**TASK GOAL:**
Format the material from its first line through the line containing "key-7[interactable]: 7: [363, 216, 399, 254]", inclusive, as a Markdown table with the columns Row and Line, numbering each line and leaving out any blank lines.

═════ MATERIAL

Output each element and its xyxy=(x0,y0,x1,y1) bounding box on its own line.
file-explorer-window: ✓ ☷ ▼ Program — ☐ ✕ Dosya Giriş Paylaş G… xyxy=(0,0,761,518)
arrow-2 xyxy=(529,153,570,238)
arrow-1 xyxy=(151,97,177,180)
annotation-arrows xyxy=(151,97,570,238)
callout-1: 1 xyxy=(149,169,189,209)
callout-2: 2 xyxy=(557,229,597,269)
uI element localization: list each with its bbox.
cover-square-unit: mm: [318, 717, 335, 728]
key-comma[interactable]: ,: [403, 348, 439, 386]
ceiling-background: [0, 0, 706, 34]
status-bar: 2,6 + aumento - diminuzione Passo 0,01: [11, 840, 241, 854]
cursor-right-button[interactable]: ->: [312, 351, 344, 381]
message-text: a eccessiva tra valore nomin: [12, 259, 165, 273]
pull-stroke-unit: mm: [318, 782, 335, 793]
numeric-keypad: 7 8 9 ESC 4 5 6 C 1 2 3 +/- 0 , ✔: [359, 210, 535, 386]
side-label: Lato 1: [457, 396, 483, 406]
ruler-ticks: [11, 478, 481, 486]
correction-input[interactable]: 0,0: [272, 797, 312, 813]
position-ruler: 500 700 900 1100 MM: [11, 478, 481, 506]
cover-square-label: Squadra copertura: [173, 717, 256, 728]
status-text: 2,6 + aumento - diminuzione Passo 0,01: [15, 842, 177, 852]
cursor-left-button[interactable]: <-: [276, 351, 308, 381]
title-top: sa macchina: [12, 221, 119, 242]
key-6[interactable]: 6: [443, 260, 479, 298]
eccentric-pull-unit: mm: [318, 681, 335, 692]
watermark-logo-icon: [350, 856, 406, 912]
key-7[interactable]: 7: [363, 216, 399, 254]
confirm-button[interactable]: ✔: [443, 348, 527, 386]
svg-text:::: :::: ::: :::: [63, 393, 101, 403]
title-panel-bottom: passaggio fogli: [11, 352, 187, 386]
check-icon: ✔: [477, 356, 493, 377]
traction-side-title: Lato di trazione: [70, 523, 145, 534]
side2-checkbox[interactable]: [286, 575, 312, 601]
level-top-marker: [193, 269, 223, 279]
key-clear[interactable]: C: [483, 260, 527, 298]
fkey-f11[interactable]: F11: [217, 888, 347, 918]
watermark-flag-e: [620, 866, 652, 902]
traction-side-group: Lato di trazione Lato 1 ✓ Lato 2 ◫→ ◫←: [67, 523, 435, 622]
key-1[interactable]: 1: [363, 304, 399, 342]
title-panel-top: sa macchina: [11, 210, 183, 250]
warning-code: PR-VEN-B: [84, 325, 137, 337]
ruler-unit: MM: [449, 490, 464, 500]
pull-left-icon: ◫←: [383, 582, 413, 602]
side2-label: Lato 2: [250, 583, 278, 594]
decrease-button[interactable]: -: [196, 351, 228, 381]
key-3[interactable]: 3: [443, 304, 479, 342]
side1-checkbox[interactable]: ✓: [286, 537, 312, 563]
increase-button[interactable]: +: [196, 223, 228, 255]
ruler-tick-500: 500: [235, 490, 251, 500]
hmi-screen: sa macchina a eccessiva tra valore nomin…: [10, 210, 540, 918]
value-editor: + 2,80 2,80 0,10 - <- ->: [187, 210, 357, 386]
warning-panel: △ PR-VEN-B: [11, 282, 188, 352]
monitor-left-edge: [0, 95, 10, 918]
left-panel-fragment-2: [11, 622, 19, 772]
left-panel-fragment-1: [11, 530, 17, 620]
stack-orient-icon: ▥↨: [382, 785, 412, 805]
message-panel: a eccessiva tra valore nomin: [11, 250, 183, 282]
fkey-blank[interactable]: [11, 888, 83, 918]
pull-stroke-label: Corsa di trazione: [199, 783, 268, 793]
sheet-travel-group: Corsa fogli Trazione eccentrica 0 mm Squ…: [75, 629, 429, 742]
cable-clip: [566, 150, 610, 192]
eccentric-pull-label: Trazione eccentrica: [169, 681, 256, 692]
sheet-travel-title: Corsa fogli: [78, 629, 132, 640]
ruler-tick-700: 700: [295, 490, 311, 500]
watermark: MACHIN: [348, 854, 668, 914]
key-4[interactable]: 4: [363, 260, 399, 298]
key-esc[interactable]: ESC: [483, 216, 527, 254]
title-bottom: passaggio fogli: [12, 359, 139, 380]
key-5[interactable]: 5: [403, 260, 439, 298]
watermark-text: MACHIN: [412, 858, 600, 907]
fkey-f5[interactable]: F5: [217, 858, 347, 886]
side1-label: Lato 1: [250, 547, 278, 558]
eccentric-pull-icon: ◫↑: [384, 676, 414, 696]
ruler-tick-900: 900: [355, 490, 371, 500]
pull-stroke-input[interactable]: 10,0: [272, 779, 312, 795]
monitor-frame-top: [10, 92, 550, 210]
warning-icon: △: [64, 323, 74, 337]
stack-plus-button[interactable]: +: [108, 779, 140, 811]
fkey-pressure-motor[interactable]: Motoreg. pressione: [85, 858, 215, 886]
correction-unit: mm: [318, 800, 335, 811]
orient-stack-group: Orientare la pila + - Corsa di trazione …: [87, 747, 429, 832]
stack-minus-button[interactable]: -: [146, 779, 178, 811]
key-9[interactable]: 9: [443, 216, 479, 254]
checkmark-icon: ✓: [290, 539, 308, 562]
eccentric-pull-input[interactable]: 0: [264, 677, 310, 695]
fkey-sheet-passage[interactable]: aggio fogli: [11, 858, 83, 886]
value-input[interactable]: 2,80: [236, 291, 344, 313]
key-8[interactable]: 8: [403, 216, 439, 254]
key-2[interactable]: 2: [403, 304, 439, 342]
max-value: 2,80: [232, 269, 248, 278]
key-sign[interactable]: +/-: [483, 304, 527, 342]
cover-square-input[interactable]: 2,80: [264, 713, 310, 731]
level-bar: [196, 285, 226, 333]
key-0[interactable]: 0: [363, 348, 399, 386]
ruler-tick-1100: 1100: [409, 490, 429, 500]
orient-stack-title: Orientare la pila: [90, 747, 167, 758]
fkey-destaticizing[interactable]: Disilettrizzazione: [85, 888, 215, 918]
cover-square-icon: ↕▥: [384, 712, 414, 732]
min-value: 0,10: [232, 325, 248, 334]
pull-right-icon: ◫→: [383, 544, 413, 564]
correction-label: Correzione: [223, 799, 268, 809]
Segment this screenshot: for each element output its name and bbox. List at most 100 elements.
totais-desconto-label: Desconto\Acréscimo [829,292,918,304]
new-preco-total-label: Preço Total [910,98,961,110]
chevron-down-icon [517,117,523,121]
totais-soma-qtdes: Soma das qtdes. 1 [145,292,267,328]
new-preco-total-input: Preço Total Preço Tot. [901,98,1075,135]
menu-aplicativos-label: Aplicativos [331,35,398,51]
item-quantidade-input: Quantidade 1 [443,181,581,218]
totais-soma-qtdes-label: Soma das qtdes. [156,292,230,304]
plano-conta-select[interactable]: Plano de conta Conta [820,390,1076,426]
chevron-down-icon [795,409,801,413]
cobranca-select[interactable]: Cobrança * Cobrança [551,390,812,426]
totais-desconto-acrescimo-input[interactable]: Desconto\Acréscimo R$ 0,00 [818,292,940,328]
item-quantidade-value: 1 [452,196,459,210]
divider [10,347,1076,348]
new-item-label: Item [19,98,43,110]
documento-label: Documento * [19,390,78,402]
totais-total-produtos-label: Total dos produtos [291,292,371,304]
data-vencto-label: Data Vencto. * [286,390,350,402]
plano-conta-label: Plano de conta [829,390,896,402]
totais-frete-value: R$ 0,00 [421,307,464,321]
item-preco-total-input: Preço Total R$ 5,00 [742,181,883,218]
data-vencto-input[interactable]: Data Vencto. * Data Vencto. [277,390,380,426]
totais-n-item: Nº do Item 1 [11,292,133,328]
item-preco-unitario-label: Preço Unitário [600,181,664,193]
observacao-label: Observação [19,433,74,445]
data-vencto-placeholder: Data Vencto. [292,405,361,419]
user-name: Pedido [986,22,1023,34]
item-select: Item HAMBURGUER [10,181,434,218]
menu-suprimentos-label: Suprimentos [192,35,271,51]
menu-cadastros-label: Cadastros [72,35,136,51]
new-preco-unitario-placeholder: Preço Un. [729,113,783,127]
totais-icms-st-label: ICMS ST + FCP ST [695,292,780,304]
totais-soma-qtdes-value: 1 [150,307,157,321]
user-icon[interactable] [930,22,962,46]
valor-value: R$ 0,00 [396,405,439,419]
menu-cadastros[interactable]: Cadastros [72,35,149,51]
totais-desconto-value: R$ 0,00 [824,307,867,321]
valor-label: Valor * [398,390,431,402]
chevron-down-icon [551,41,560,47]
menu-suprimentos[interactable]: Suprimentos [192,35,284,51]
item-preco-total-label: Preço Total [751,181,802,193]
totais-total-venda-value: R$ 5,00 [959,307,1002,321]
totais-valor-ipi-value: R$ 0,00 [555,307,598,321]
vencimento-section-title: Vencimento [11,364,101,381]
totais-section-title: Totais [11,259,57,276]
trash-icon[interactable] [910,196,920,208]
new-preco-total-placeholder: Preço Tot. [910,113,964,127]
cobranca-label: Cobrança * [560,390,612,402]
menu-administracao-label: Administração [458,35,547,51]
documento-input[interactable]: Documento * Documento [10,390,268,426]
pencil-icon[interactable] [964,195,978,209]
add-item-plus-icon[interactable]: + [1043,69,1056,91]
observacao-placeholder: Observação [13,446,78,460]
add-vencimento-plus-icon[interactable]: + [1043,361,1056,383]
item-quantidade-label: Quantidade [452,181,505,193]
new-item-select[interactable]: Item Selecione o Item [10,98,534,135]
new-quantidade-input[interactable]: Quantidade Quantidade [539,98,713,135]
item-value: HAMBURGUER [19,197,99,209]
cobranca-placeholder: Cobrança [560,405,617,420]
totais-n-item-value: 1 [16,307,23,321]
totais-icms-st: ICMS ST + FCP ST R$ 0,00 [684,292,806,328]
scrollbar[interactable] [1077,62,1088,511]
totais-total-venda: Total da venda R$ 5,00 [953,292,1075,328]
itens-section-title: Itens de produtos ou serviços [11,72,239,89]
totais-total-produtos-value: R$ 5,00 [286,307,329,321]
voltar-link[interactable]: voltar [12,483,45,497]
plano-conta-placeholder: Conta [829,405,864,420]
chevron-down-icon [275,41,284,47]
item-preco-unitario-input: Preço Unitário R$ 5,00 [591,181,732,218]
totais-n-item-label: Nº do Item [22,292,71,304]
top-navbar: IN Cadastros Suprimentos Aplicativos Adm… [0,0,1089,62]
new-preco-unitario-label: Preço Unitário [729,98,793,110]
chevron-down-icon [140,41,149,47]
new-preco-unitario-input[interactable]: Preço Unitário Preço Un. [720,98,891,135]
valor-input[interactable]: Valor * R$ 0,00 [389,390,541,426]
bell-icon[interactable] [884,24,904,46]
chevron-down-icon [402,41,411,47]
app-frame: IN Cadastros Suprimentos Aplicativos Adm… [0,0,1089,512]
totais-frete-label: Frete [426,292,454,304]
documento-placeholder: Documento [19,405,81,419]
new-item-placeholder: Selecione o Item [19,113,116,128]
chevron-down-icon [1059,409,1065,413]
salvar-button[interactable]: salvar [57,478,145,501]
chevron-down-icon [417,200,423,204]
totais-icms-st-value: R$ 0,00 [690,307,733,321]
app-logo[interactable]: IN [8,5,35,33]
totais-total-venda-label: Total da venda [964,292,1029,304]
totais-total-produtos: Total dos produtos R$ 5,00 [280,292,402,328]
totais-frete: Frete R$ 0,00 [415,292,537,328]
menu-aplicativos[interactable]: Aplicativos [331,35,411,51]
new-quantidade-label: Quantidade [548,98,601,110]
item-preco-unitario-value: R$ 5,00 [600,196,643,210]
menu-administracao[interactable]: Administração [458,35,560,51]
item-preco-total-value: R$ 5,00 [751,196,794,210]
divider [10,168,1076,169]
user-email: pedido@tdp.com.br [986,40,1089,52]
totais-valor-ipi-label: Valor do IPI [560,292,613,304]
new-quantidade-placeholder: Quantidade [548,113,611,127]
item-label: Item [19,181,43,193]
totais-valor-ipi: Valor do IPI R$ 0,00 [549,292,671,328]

══════════

**COMPLETE ANSWER:**
| Row | Line |
|---|---|
| 1 | Output each element and its xyxy=(x0,y0,x1,y1) bounding box on its own line. |
| 2 | file-explorer-window: ✓ ☷ ▼ Program — ☐ ✕ Dosya Giriş Paylaş G… xyxy=(0,0,761,518) |
| 3 | arrow-2 xyxy=(529,153,570,238) |
| 4 | arrow-1 xyxy=(151,97,177,180) |
| 5 | annotation-arrows xyxy=(151,97,570,238) |
| 6 | callout-1: 1 xyxy=(149,169,189,209) |
| 7 | callout-2: 2 xyxy=(557,229,597,269) |
| 8 | uI element localization: list each with its bbox. |
| 9 | cover-square-unit: mm: [318, 717, 335, 728] |
| 10 | key-comma[interactable]: ,: [403, 348, 439, 386] |
| 11 | ceiling-background: [0, 0, 706, 34] |
| 12 | status-bar: 2,6 + aumento - diminuzione Passo 0,01: [11, 840, 241, 854] |
| 13 | cursor-right-button[interactable]: ->: [312, 351, 344, 381] |
| 14 | message-text: a eccessiva tra valore nomin: [12, 259, 165, 273] |
| 15 | pull-stroke-unit: mm: [318, 782, 335, 793] |
| 16 | numeric-keypad: 7 8 9 ESC 4 5 6 C 1 2 3 +/- 0 , ✔: [359, 210, 535, 386] |
| 17 | side-label: Lato 1: [457, 396, 483, 406] |
| 18 | ruler-ticks: [11, 478, 481, 486] |
| 19 | correction-input[interactable]: 0,0: [272, 797, 312, 813] |
| 20 | position-ruler: 500 700 900 1100 MM: [11, 478, 481, 506] |
| 21 | cover-square-label: Squadra copertura: [173, 717, 256, 728] |
| 22 | status-text: 2,6 + aumento - diminuzione Passo 0,01: [15, 842, 177, 852] |
| 23 | cursor-left-button[interactable]: <-: [276, 351, 308, 381] |
| 24 | title-top: sa macchina: [12, 221, 119, 242] |
| 25 | key-6[interactable]: 6: [443, 260, 479, 298] |
| 26 | eccentric-pull-unit: mm: [318, 681, 335, 692] |
| 27 | watermark-logo-icon: [350, 856, 406, 912] |
| 28 | key-7[interactable]: 7: [363, 216, 399, 254] |